What to produce — Take the material below and write it all out again exactly.

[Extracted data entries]
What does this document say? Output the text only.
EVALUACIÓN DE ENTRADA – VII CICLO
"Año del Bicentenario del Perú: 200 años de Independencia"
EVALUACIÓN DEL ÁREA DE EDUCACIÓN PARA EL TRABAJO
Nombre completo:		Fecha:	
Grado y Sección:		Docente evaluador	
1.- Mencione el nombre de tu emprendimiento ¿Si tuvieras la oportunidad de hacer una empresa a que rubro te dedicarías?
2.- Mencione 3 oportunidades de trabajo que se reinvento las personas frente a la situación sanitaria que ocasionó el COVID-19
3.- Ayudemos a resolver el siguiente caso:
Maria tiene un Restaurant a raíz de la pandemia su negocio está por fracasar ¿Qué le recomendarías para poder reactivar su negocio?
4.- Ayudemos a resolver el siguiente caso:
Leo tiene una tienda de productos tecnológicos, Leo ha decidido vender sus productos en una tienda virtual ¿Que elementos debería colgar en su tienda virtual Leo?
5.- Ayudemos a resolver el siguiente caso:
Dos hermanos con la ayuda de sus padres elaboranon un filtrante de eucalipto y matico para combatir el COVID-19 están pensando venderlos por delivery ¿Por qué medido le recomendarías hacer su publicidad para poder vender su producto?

Correct output —
What does this document say? Output the text only.
EVALUACIÓN DE ENTRADA – VII CICLO
"Año del Bicentenario del Perú: 200 años de Independencia"
EVALUACIÓN DEL ÁREA DE EDUCACIÓN PARA EL TRABAJO
Nombre completo:		Fecha:	
Grado y Sección:		Docente evaluador	
1.- Mencione el nombre de tu emprendimiento ¿Si tuvieras la oportunidad de hacer una empresa a que rubro te dedicarías?
2.- Mencione 3 oportunidades de trabajo que se reinvento las personas frente a la situación sanitaria que ocasionó el COVID-19
3.- Ayudemos a resolver el siguiente caso:
Maria tiene un Restaurant a raíz de la pandemia su negocio está por fracasar ¿Qué le recomendarías para poder reactivar su negocio?
4.- Ayudemos a resolver el siguiente caso:
Leo tiene una tienda de productos tecnológicos, Leo ha decidido vender sus productos en una tienda virtual ¿Que elementos debería colgar en su tienda virtual Leo?
5.- Ayudemos a resolver el siguiente caso:
Dos hermanos con la ayuda de sus padres elaboranon un filtrante de eucalipto y matico para combatir el COVID-19 están pensando venderlos por delivery ¿Por qué medido le recomendarías hacer su publicidad para poder vender su producto?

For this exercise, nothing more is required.